▶ [Exercise instructions]:
Leave out the pictures and repeat everything else in the records exactly.

-- START OF Dataset excerpts --

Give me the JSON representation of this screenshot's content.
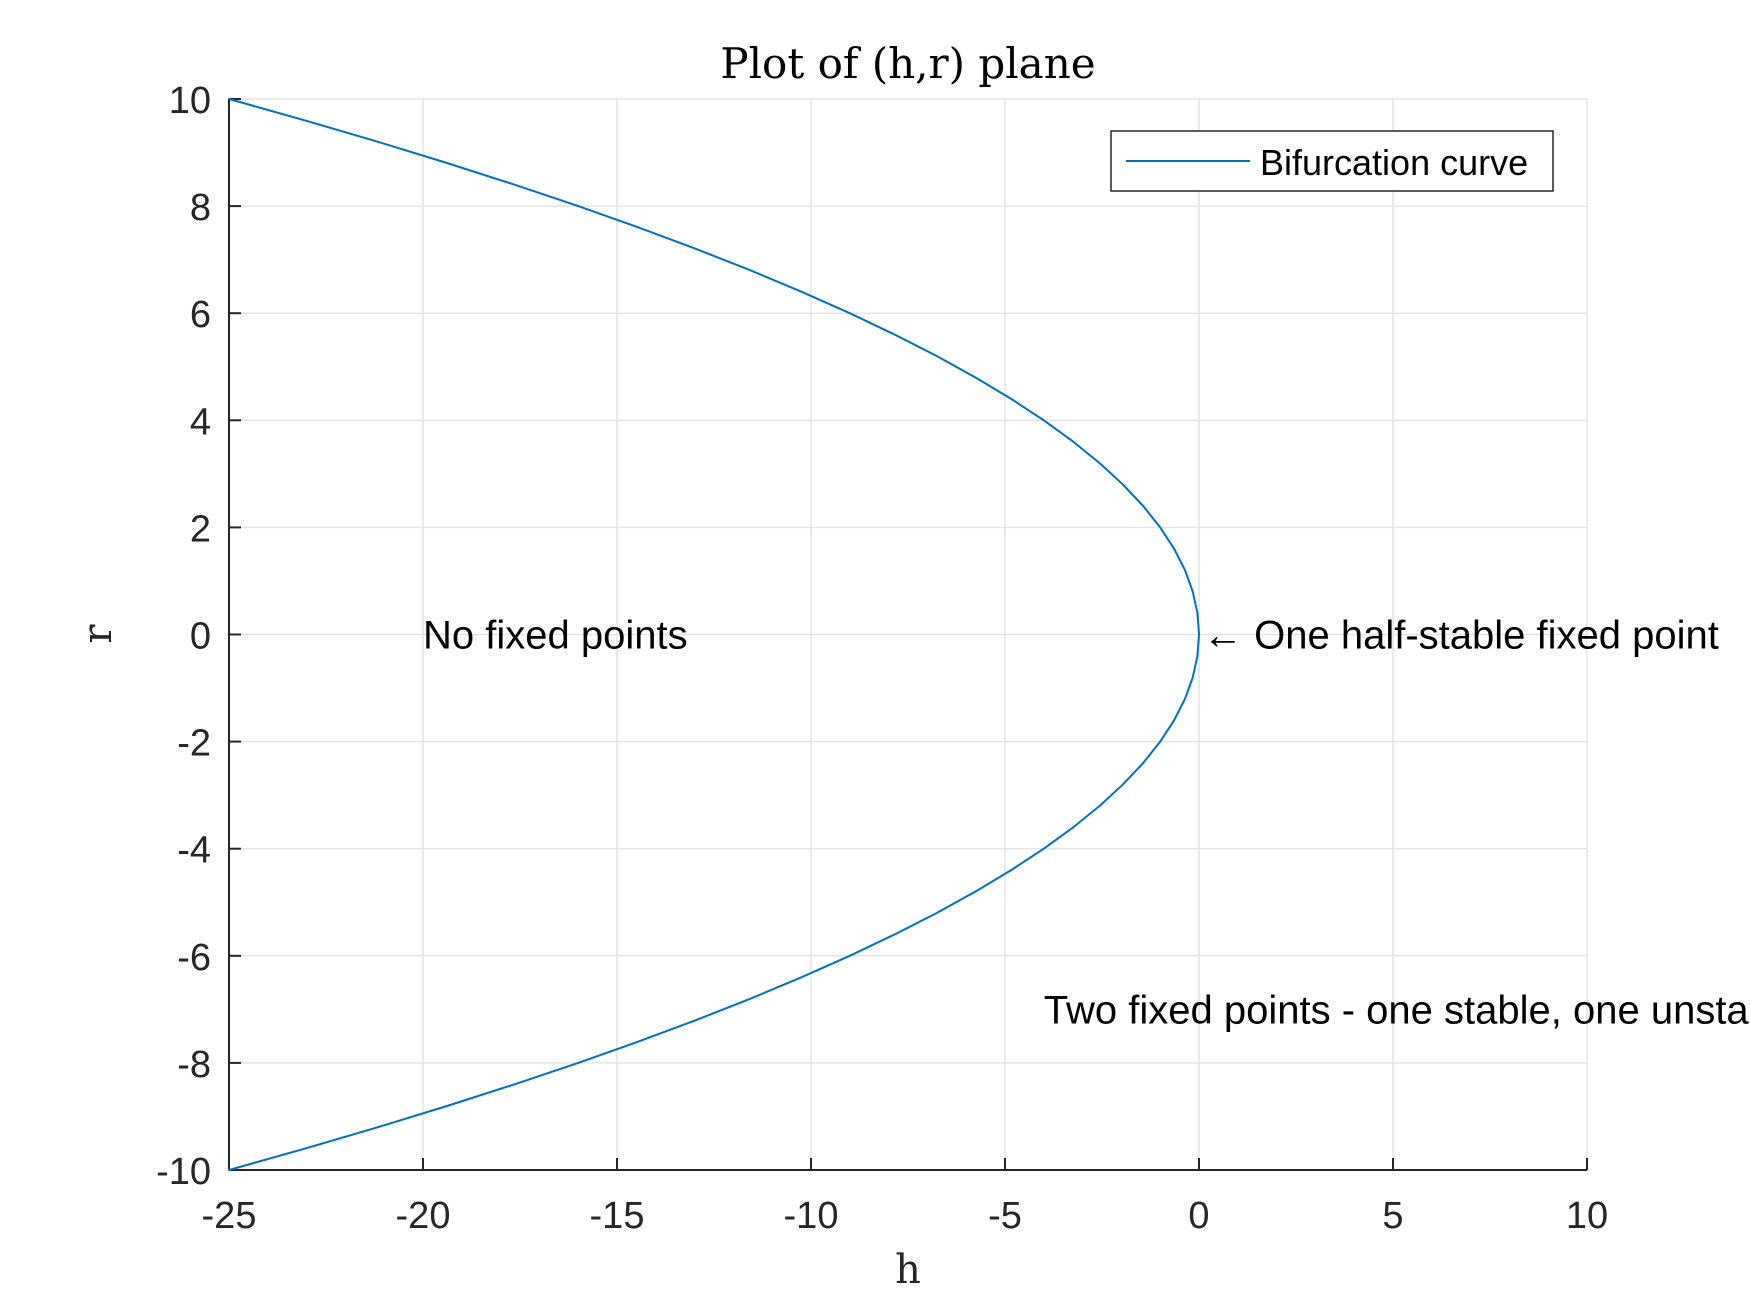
{
  "chart_data": {
    "type": "line",
    "title": "Plot of (h,r) plane",
    "xlabel": "h",
    "ylabel": "r",
    "xlim": [
      -25,
      10
    ],
    "ylim": [
      -10,
      10
    ],
    "xticks": [
      -25,
      -20,
      -15,
      -10,
      -5,
      0,
      5,
      10
    ],
    "yticks": [
      -10,
      -8,
      -6,
      -4,
      -2,
      0,
      2,
      4,
      6,
      8,
      10
    ],
    "xtick_labels": [
      "-25",
      "-20",
      "-15",
      "-10",
      "-5",
      "0",
      "5",
      "10"
    ],
    "ytick_labels": [
      "-10",
      "-8",
      "-6",
      "-4",
      "-2",
      "0",
      "2",
      "4",
      "6",
      "8",
      "10"
    ],
    "grid": true,
    "legend_position": "top-right",
    "series": [
      {
        "name": "Bifurcation curve",
        "color": "#0072bd",
        "x": [
          -25,
          -23.04,
          -21.16,
          -19.36,
          -17.64,
          -16,
          -14.44,
          -12.96,
          -11.56,
          -10.24,
          -9,
          -7.84,
          -6.76,
          -5.76,
          -4.84,
          -4,
          -3.24,
          -2.56,
          -1.96,
          -1.44,
          -1,
          -0.64,
          -0.36,
          -0.16,
          -0.04,
          0,
          -0.04,
          -0.16,
          -0.36,
          -0.64,
          -1,
          -1.44,
          -1.96,
          -2.56,
          -3.24,
          -4,
          -4.84,
          -5.76,
          -6.76,
          -7.84,
          -9,
          -10.24,
          -11.56,
          -12.96,
          -14.44,
          -16,
          -17.64,
          -19.36,
          -21.16,
          -23.04,
          -25
        ],
        "y": [
          10,
          9.6,
          9.2,
          8.8,
          8.4,
          8,
          7.6,
          7.2,
          6.8,
          6.4,
          6,
          5.6,
          5.2,
          4.8,
          4.4,
          4,
          3.6,
          3.2,
          2.8,
          2.4,
          2,
          1.6,
          1.2,
          0.8,
          0.4,
          0,
          -0.4,
          -0.8,
          -1.2,
          -1.6,
          -2,
          -2.4,
          -2.8,
          -3.2,
          -3.6,
          -4,
          -4.4,
          -4.8,
          -5.2,
          -5.6,
          -6,
          -6.4,
          -6.8,
          -7.2,
          -7.6,
          -8,
          -8.4,
          -8.8,
          -9.2,
          -9.6,
          -10
        ]
      }
    ],
    "annotations": [
      {
        "text": "No fixed points",
        "x": -20,
        "y": 0
      },
      {
        "text": "← One half-stable fixed point",
        "x": 0,
        "y": 0
      },
      {
        "text": "Two fixed points - one stable, one unstable",
        "x": -4,
        "y": -7
      }
    ]
  }
}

-- END OF Dataset excerpts --

▶ [Exercise response]:
Give me the JSON representation of this screenshot's content.
{
  "chart_data": {
    "type": "line",
    "title": "Plot of (h,r) plane",
    "xlabel": "h",
    "ylabel": "r",
    "xlim": [
      -25,
      10
    ],
    "ylim": [
      -10,
      10
    ],
    "xticks": [
      -25,
      -20,
      -15,
      -10,
      -5,
      0,
      5,
      10
    ],
    "yticks": [
      -10,
      -8,
      -6,
      -4,
      -2,
      0,
      2,
      4,
      6,
      8,
      10
    ],
    "xtick_labels": [
      "-25",
      "-20",
      "-15",
      "-10",
      "-5",
      "0",
      "5",
      "10"
    ],
    "ytick_labels": [
      "-10",
      "-8",
      "-6",
      "-4",
      "-2",
      "0",
      "2",
      "4",
      "6",
      "8",
      "10"
    ],
    "grid": true,
    "legend_position": "top-right",
    "series": [
      {
        "name": "Bifurcation curve",
        "color": "#0072bd",
        "x": [
          -25,
          -23.04,
          -21.16,
          -19.36,
          -17.64,
          -16,
          -14.44,
          -12.96,
          -11.56,
          -10.24,
          -9,
          -7.84,
          -6.76,
          -5.76,
          -4.84,
          -4,
          -3.24,
          -2.56,
          -1.96,
          -1.44,
          -1,
          -0.64,
          -0.36,
          -0.16,
          -0.04,
          0,
          -0.04,
          -0.16,
          -0.36,
          -0.64,
          -1,
          -1.44,
          -1.96,
          -2.56,
          -3.24,
          -4,
          -4.84,
          -5.76,
          -6.76,
          -7.84,
          -9,
          -10.24,
          -11.56,
          -12.96,
          -14.44,
          -16,
          -17.64,
          -19.36,
          -21.16,
          -23.04,
          -25
        ],
        "y": [
          10,
          9.6,
          9.2,
          8.8,
          8.4,
          8,
          7.6,
          7.2,
          6.8,
          6.4,
          6,
          5.6,
          5.2,
          4.8,
          4.4,
          4,
          3.6,
          3.2,
          2.8,
          2.4,
          2,
          1.6,
          1.2,
          0.8,
          0.4,
          0,
          -0.4,
          -0.8,
          -1.2,
          -1.6,
          -2,
          -2.4,
          -2.8,
          -3.2,
          -3.6,
          -4,
          -4.4,
          -4.8,
          -5.2,
          -5.6,
          -6,
          -6.4,
          -6.8,
          -7.2,
          -7.6,
          -8,
          -8.4,
          -8.8,
          -9.2,
          -9.6,
          -10
        ]
      }
    ],
    "annotations": [
      {
        "text": "No fixed points",
        "x": -20,
        "y": 0
      },
      {
        "text": "← One half-stable fixed point",
        "x": 0,
        "y": 0
      },
      {
        "text": "Two fixed points - one stable, one unstable",
        "x": -4,
        "y": -7
      }
    ]
  }
}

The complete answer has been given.